-- START INFORMATION PROVIDED --

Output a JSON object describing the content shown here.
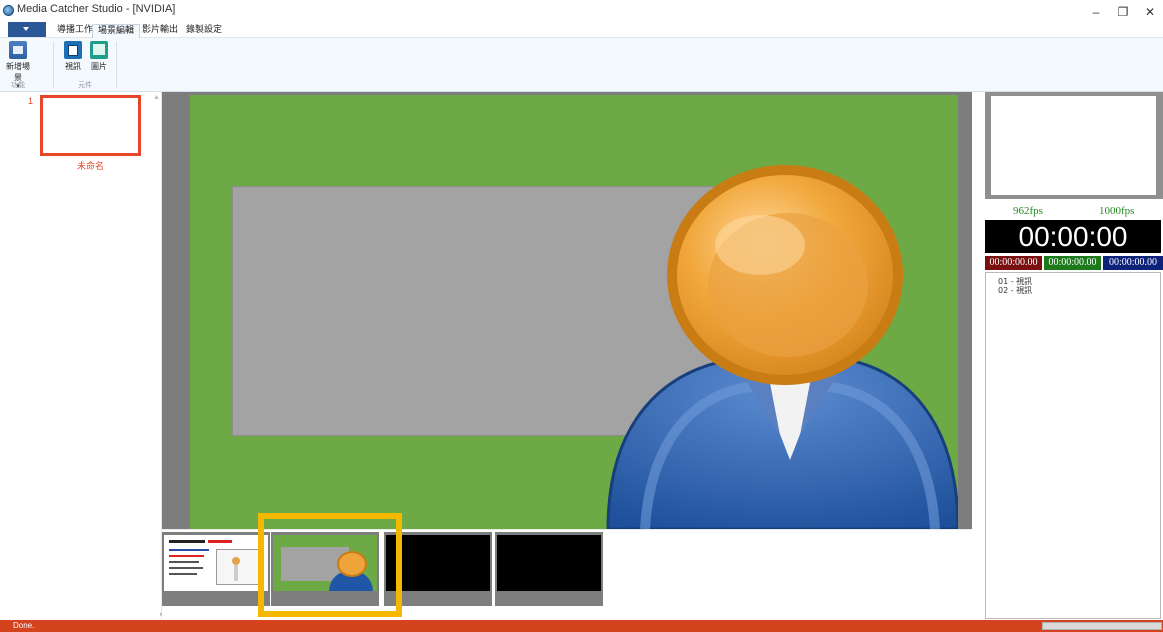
{
  "window": {
    "title": "Media Catcher Studio - [NVIDIA]",
    "minimize": "–",
    "restore": "❐",
    "close": "✕"
  },
  "ribbon": {
    "tabs": [
      {
        "label": "導播工作",
        "active": false
      },
      {
        "label": "場景編輯",
        "active": true
      },
      {
        "label": "影片輸出",
        "active": false
      },
      {
        "label": "錄製設定",
        "active": false
      }
    ],
    "buttons": {
      "new_scene": "新增場景",
      "new_scene_arrow": "▾",
      "video": "視訊",
      "image": "圖片"
    },
    "groups": {
      "function": "功能",
      "component": "元件"
    }
  },
  "scenes": [
    {
      "number": "1",
      "name": "未命名"
    }
  ],
  "right_panel": {
    "fps_left": "962fps",
    "fps_right": "1000fps",
    "timecode": "00:00:00",
    "timecode_red": "00:00:00.00",
    "timecode_green": "00:00:00.00",
    "timecode_blue": "00:00:00.00",
    "clips": [
      "01 - 視訊",
      "02 - 視訊"
    ]
  },
  "status": {
    "text": "Done."
  },
  "colors": {
    "accent": "#2b5797",
    "scene_highlight": "#e8462a",
    "canvas_green": "#6daa45",
    "selection": "#f5b800",
    "statusbar": "#d4421e"
  },
  "icons": [
    "app-icon",
    "new-scene-icon",
    "video-icon",
    "image-icon",
    "person-avatar-icon"
  ]
}
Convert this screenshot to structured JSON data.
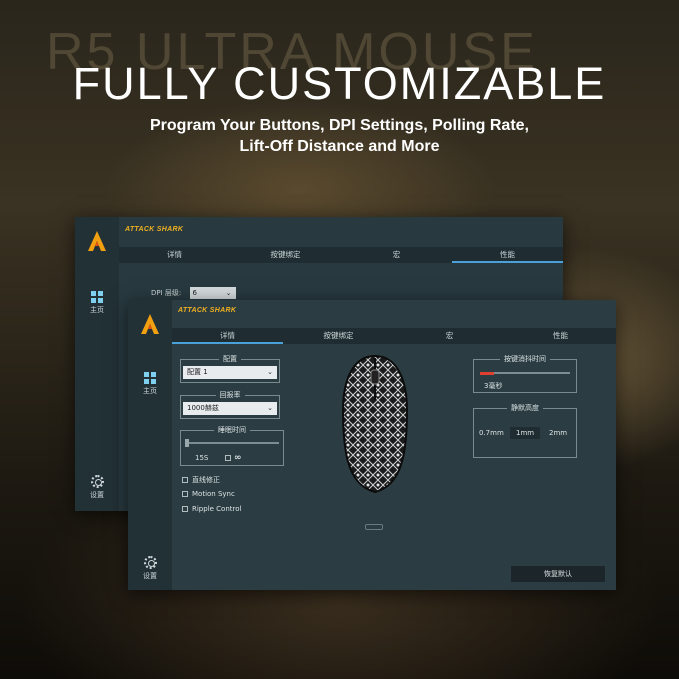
{
  "promo": {
    "watermark": "R5 ULTRA MOUSE",
    "headline": "FULLY CUSTOMIZABLE",
    "subline_1": "Program Your Buttons, DPI Settings, Polling Rate,",
    "subline_2": "Lift-Off Distance and More"
  },
  "back_window": {
    "brand": "ATTACK SHARK",
    "tabs": [
      "详情",
      "按键绑定",
      "宏",
      "性能"
    ],
    "active_tab": 3,
    "nav": {
      "home": "主页",
      "settings": "设置"
    },
    "dpi_label": "DPI 层级:",
    "dpi_value": "6"
  },
  "front_window": {
    "brand": "ATTACK SHARK",
    "tabs": [
      "详情",
      "按键绑定",
      "宏",
      "性能"
    ],
    "active_tab": 0,
    "nav": {
      "home": "主页",
      "settings": "设置"
    },
    "config": {
      "title": "配置",
      "value": "配置 1"
    },
    "polling": {
      "title": "回报率",
      "value": "1000赫兹"
    },
    "sleep": {
      "title": "睡眠时间",
      "value": "15S",
      "infinite_symbol": "∞",
      "level": 0.0
    },
    "checkboxes": [
      {
        "label": "直线修正",
        "checked": false
      },
      {
        "label": "Motion Sync",
        "checked": false
      },
      {
        "label": "Ripple Control",
        "checked": false
      }
    ],
    "debounce": {
      "title": "按键消抖时间",
      "value": "3毫秒",
      "level": 0.15
    },
    "lod": {
      "title": "静默高度",
      "options": [
        "0.7mm",
        "1mm",
        "2mm"
      ],
      "selected": "1mm"
    },
    "restore_button": "恢复默认"
  },
  "colors": {
    "accent": "#4aa0d8",
    "brand": "#f0b020",
    "slider_red": "#e04030"
  }
}
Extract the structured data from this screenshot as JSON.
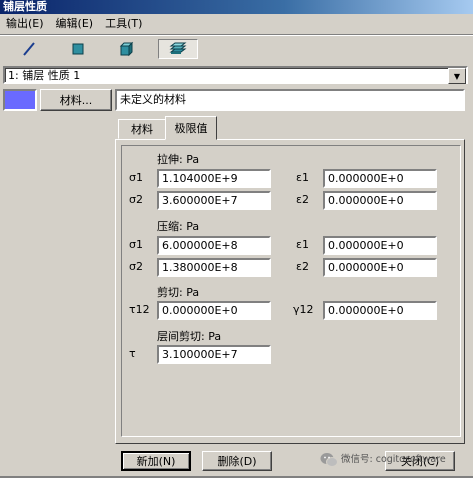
{
  "window": {
    "title": "铺层性质"
  },
  "menu": [
    {
      "label": "输出(E)"
    },
    {
      "label": "编辑(E)"
    },
    {
      "label": "工具(T)"
    }
  ],
  "toolbar": {
    "items": [
      {
        "icon": "line-element-icon"
      },
      {
        "icon": "shell-element-icon"
      },
      {
        "icon": "solid-element-icon"
      },
      {
        "icon": "layered-element-icon",
        "pressed": true
      }
    ]
  },
  "layer_select": {
    "value": "1: 铺层 性质 1"
  },
  "material": {
    "color": "#6a6aff",
    "button_label": "材料...",
    "name": "未定义的材料"
  },
  "tabs": [
    {
      "label": "材料",
      "active": false
    },
    {
      "label": "极限值",
      "active": true
    }
  ],
  "limits": {
    "tension": {
      "title": "拉伸: Pa",
      "sigma1_label": "σ1",
      "sigma1": "1.104000E+9",
      "eps1_label": "ε1",
      "eps1": "0.000000E+0",
      "sigma2_label": "σ2",
      "sigma2": "3.600000E+7",
      "eps2_label": "ε2",
      "eps2": "0.000000E+0"
    },
    "compression": {
      "title": "压缩: Pa",
      "sigma1_label": "σ1",
      "sigma1": "6.000000E+8",
      "eps1_label": "ε1",
      "eps1": "0.000000E+0",
      "sigma2_label": "σ2",
      "sigma2": "1.380000E+8",
      "eps2_label": "ε2",
      "eps2": "0.000000E+0"
    },
    "shear": {
      "title": "剪切: Pa",
      "tau12_label": "τ12",
      "tau12": "0.000000E+0",
      "gamma12_label": "γ12",
      "gamma12": "0.000000E+0"
    },
    "interlaminar": {
      "title": "层间剪切: Pa",
      "tau_label": "τ",
      "tau": "3.100000E+7"
    }
  },
  "buttons": {
    "new": "新加(N)",
    "delete": "删除(D)",
    "close": "关闭(C)"
  },
  "watermark": "微信号: cogitosoftware"
}
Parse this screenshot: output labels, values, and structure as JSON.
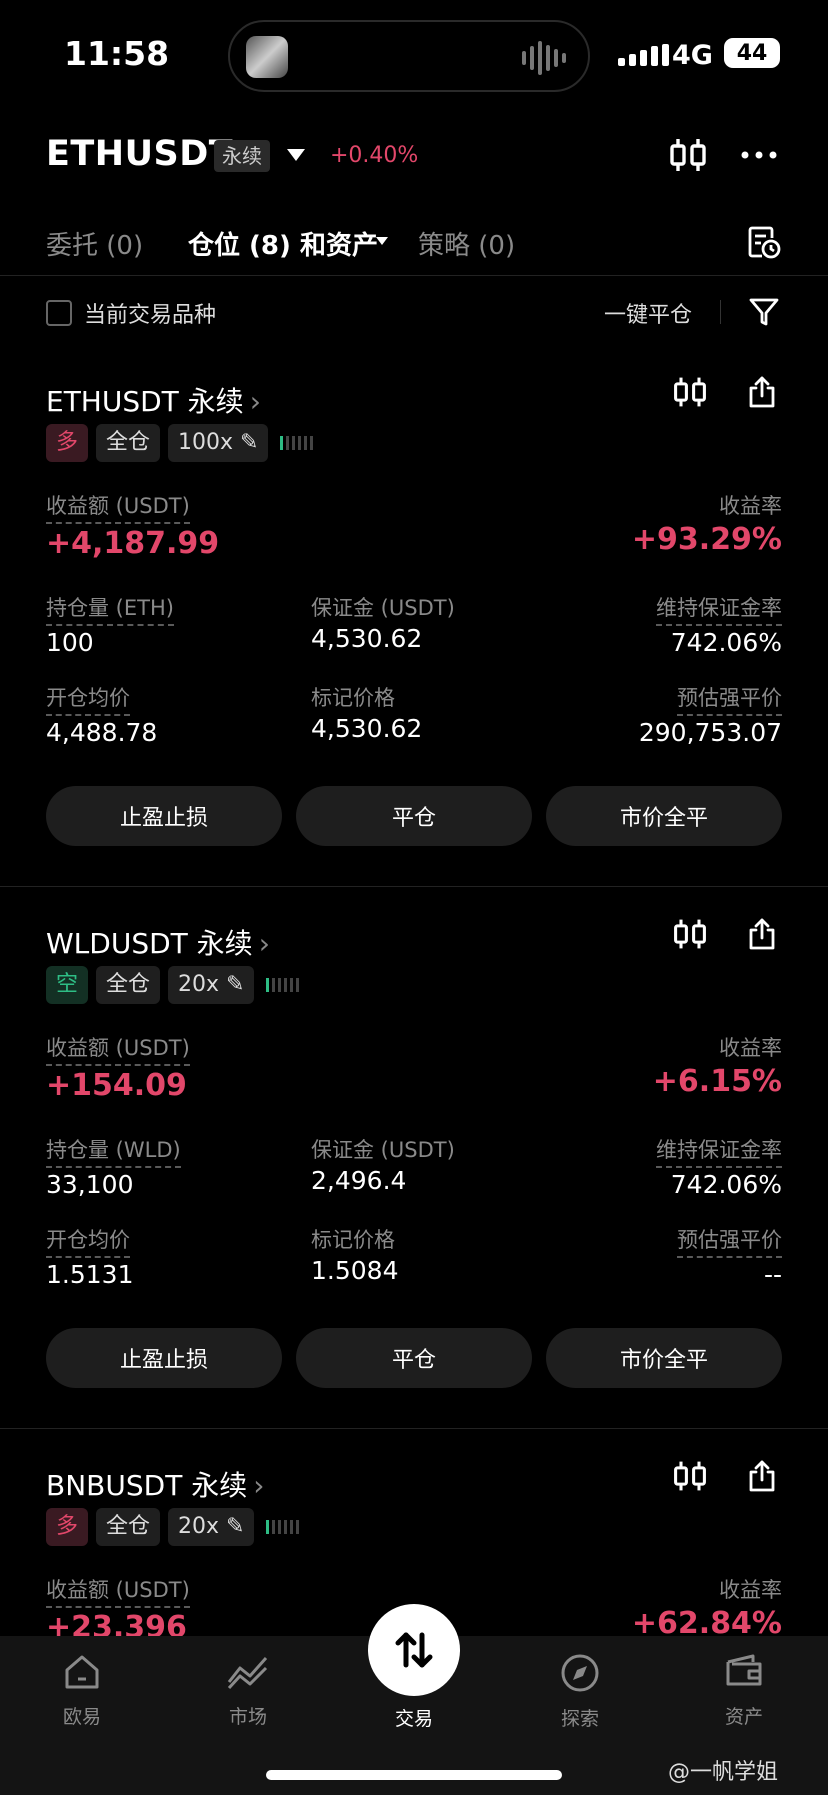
{
  "status_bar": {
    "time": "11:58",
    "network": "4G",
    "battery": "44"
  },
  "header": {
    "symbol": "ETHUSDT",
    "contract_type": "永续",
    "change": "+0.40%"
  },
  "tabs": [
    {
      "label": "委托 (0)",
      "active": false
    },
    {
      "label": "仓位 (8) 和资产",
      "active": true
    },
    {
      "label": "策略 (0)",
      "active": false
    }
  ],
  "filter": {
    "checkbox_label": "当前交易品种",
    "close_all": "一键平仓"
  },
  "labels": {
    "pnl": "收益额 (USDT)",
    "roe": "收益率",
    "margin": "保证金 (USDT)",
    "maint_ratio": "维持保证金率",
    "entry_price": "开仓均价",
    "mark_price": "标记价格",
    "liq_price": "预估强平价"
  },
  "positions": [
    {
      "title": "ETHUSDT 永续",
      "side": "多",
      "margin_mode": "全仓",
      "leverage": "100x",
      "pnl": "+4,187.99",
      "roe": "+93.29%",
      "size_label": "持仓量 (ETH)",
      "size": "100",
      "margin": "4,530.62",
      "maint_ratio": "742.06%",
      "entry_price": "4,488.78",
      "mark_price": "4,530.62",
      "liq_price": "290,753.07",
      "buttons": [
        "止盈止损",
        "平仓",
        "市价全平"
      ]
    },
    {
      "title": "WLDUSDT 永续",
      "side": "空",
      "margin_mode": "全仓",
      "leverage": "20x",
      "pnl": "+154.09",
      "roe": "+6.15%",
      "size_label": "持仓量 (WLD)",
      "size": "33,100",
      "margin": "2,496.4",
      "maint_ratio": "742.06%",
      "entry_price": "1.5131",
      "mark_price": "1.5084",
      "liq_price": "--",
      "buttons": [
        "止盈止损",
        "平仓",
        "市价全平"
      ]
    },
    {
      "title": "BNBUSDT 永续",
      "side": "多",
      "margin_mode": "全仓",
      "leverage": "20x",
      "pnl": "+23.396",
      "roe": "+62.84%"
    }
  ],
  "nav": [
    {
      "label": "欧易",
      "icon": "home-icon"
    },
    {
      "label": "市场",
      "icon": "market-chart-icon"
    },
    {
      "label": "交易",
      "icon": "trade-swap-icon",
      "active": true
    },
    {
      "label": "探索",
      "icon": "compass-icon"
    },
    {
      "label": "资产",
      "icon": "wallet-icon"
    }
  ],
  "watermark": "@一帆学姐",
  "colors": {
    "profit": "#e2476a",
    "short": "#2ebd85",
    "background": "#000000"
  }
}
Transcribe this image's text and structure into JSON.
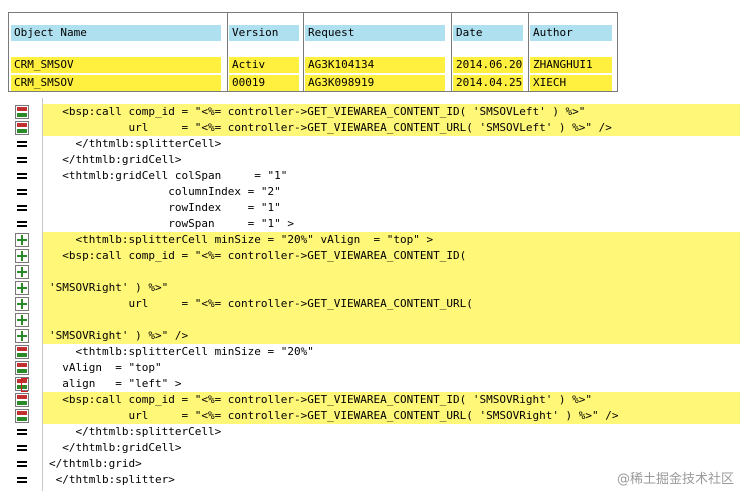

-- END INFORMATION PROVIDED --

> **CHALLENGE**
Skipping the pictures, transcribe each line above exactly as it appears.

> **THE SOLUTION**
Output a JSON object describing the content shown here.
{
  "window": {
    "title": "Media Catcher Studio - [NVIDIA]",
    "minimize": "–",
    "restore": "❐",
    "close": "✕"
  },
  "ribbon": {
    "tabs": [
      {
        "label": "導播工作",
        "active": false
      },
      {
        "label": "場景編輯",
        "active": true
      },
      {
        "label": "影片輸出",
        "active": false
      },
      {
        "label": "錄製設定",
        "active": false
      }
    ],
    "buttons": {
      "new_scene": "新增場景",
      "new_scene_arrow": "▾",
      "video": "視訊",
      "image": "圖片"
    },
    "groups": {
      "function": "功能",
      "component": "元件"
    }
  },
  "scenes": [
    {
      "number": "1",
      "name": "未命名"
    }
  ],
  "right_panel": {
    "fps_left": "962fps",
    "fps_right": "1000fps",
    "timecode": "00:00:00",
    "timecode_red": "00:00:00.00",
    "timecode_green": "00:00:00.00",
    "timecode_blue": "00:00:00.00",
    "clips": [
      "01 - 視訊",
      "02 - 視訊"
    ]
  },
  "status": {
    "text": "Done."
  },
  "colors": {
    "accent": "#2b5797",
    "scene_highlight": "#e8462a",
    "canvas_green": "#6daa45",
    "selection": "#f5b800",
    "statusbar": "#d4421e"
  },
  "icons": [
    "app-icon",
    "new-scene-icon",
    "video-icon",
    "image-icon",
    "person-avatar-icon"
  ]
}
Convert this screenshot to structured JSON data.
{
  "promo": {
    "watermark": "R5 ULTRA MOUSE",
    "headline": "FULLY CUSTOMIZABLE",
    "subline_1": "Program Your Buttons, DPI Settings, Polling Rate,",
    "subline_2": "Lift-Off Distance and More"
  },
  "back_window": {
    "brand": "ATTACK SHARK",
    "tabs": [
      "详情",
      "按键绑定",
      "宏",
      "性能"
    ],
    "active_tab": 3,
    "nav": {
      "home": "主页",
      "settings": "设置"
    },
    "dpi_label": "DPI 层级:",
    "dpi_value": "6"
  },
  "front_window": {
    "brand": "ATTACK SHARK",
    "tabs": [
      "详情",
      "按键绑定",
      "宏",
      "性能"
    ],
    "active_tab": 0,
    "nav": {
      "home": "主页",
      "settings": "设置"
    },
    "config": {
      "title": "配置",
      "value": "配置 1"
    },
    "polling": {
      "title": "回报率",
      "value": "1000赫兹"
    },
    "sleep": {
      "title": "睡眠时间",
      "value": "15S",
      "infinite_symbol": "∞",
      "level": 0.0
    },
    "checkboxes": [
      {
        "label": "直线修正",
        "checked": false
      },
      {
        "label": "Motion Sync",
        "checked": false
      },
      {
        "label": "Ripple Control",
        "checked": false
      }
    ],
    "debounce": {
      "title": "按键消抖时间",
      "value": "3毫秒",
      "level": 0.15
    },
    "lod": {
      "title": "静默高度",
      "options": [
        "0.7mm",
        "1mm",
        "2mm"
      ],
      "selected": "1mm"
    },
    "restore_button": "恢复默认"
  },
  "colors": {
    "accent": "#4aa0d8",
    "brand": "#f0b020",
    "slider_red": "#e04030"
  }
}
Extract the structured data from this screenshot as JSON.
{
  "window": {
    "title": "铺层性质"
  },
  "menu": [
    {
      "label": "输出(E)"
    },
    {
      "label": "编辑(E)"
    },
    {
      "label": "工具(T)"
    }
  ],
  "toolbar": {
    "items": [
      {
        "icon": "line-element-icon"
      },
      {
        "icon": "shell-element-icon"
      },
      {
        "icon": "solid-element-icon"
      },
      {
        "icon": "layered-element-icon",
        "pressed": true
      }
    ]
  },
  "layer_select": {
    "value": "1: 铺层 性质 1"
  },
  "material": {
    "color": "#6a6aff",
    "button_label": "材料...",
    "name": "未定义的材料"
  },
  "tabs": [
    {
      "label": "材料",
      "active": false
    },
    {
      "label": "极限值",
      "active": true
    }
  ],
  "limits": {
    "tension": {
      "title": "拉伸: Pa",
      "sigma1_label": "σ1",
      "sigma1": "1.104000E+9",
      "eps1_label": "ε1",
      "eps1": "0.000000E+0",
      "sigma2_label": "σ2",
      "sigma2": "3.600000E+7",
      "eps2_label": "ε2",
      "eps2": "0.000000E+0"
    },
    "compression": {
      "title": "压缩: Pa",
      "sigma1_label": "σ1",
      "sigma1": "6.000000E+8",
      "eps1_label": "ε1",
      "eps1": "0.000000E+0",
      "sigma2_label": "σ2",
      "sigma2": "1.380000E+8",
      "eps2_label": "ε2",
      "eps2": "0.000000E+0"
    },
    "shear": {
      "title": "剪切: Pa",
      "tau12_label": "τ12",
      "tau12": "0.000000E+0",
      "gamma12_label": "γ12",
      "gamma12": "0.000000E+0"
    },
    "interlaminar": {
      "title": "层间剪切: Pa",
      "tau_label": "τ",
      "tau": "3.100000E+7"
    }
  },
  "buttons": {
    "new": "新加(N)",
    "delete": "删除(D)",
    "close": "关闭(C)"
  },
  "watermark": "微信号: cogitosoftware"
}
Parse this screenshot: output labels, values, and structure as JSON.
{
  "status_bar": {
    "time": "11:58",
    "network": "4G",
    "battery": "44"
  },
  "header": {
    "symbol": "ETHUSDT",
    "contract_type": "永续",
    "change": "+0.40%"
  },
  "tabs": [
    {
      "label": "委托 (0)",
      "active": false
    },
    {
      "label": "仓位 (8) 和资产",
      "active": true
    },
    {
      "label": "策略 (0)",
      "active": false
    }
  ],
  "filter": {
    "checkbox_label": "当前交易品种",
    "close_all": "一键平仓"
  },
  "labels": {
    "pnl": "收益额 (USDT)",
    "roe": "收益率",
    "margin": "保证金 (USDT)",
    "maint_ratio": "维持保证金率",
    "entry_price": "开仓均价",
    "mark_price": "标记价格",
    "liq_price": "预估强平价"
  },
  "positions": [
    {
      "title": "ETHUSDT 永续",
      "side": "多",
      "margin_mode": "全仓",
      "leverage": "100x",
      "pnl": "+4,187.99",
      "roe": "+93.29%",
      "size_label": "持仓量 (ETH)",
      "size": "100",
      "margin": "4,530.62",
      "maint_ratio": "742.06%",
      "entry_price": "4,488.78",
      "mark_price": "4,530.62",
      "liq_price": "290,753.07",
      "buttons": [
        "止盈止损",
        "平仓",
        "市价全平"
      ]
    },
    {
      "title": "WLDUSDT 永续",
      "side": "空",
      "margin_mode": "全仓",
      "leverage": "20x",
      "pnl": "+154.09",
      "roe": "+6.15%",
      "size_label": "持仓量 (WLD)",
      "size": "33,100",
      "margin": "2,496.4",
      "maint_ratio": "742.06%",
      "entry_price": "1.5131",
      "mark_price": "1.5084",
      "liq_price": "--",
      "buttons": [
        "止盈止损",
        "平仓",
        "市价全平"
      ]
    },
    {
      "title": "BNBUSDT 永续",
      "side": "多",
      "margin_mode": "全仓",
      "leverage": "20x",
      "pnl": "+23.396",
      "roe": "+62.84%"
    }
  ],
  "nav": [
    {
      "label": "欧易",
      "icon": "home-icon"
    },
    {
      "label": "市场",
      "icon": "market-chart-icon"
    },
    {
      "label": "交易",
      "icon": "trade-swap-icon",
      "active": true
    },
    {
      "label": "探索",
      "icon": "compass-icon"
    },
    {
      "label": "资产",
      "icon": "wallet-icon"
    }
  ],
  "watermark": "@一帆学姐",
  "colors": {
    "profit": "#e2476a",
    "short": "#2ebd85",
    "background": "#000000"
  }
}
Transcribe this image's text and structure into JSON.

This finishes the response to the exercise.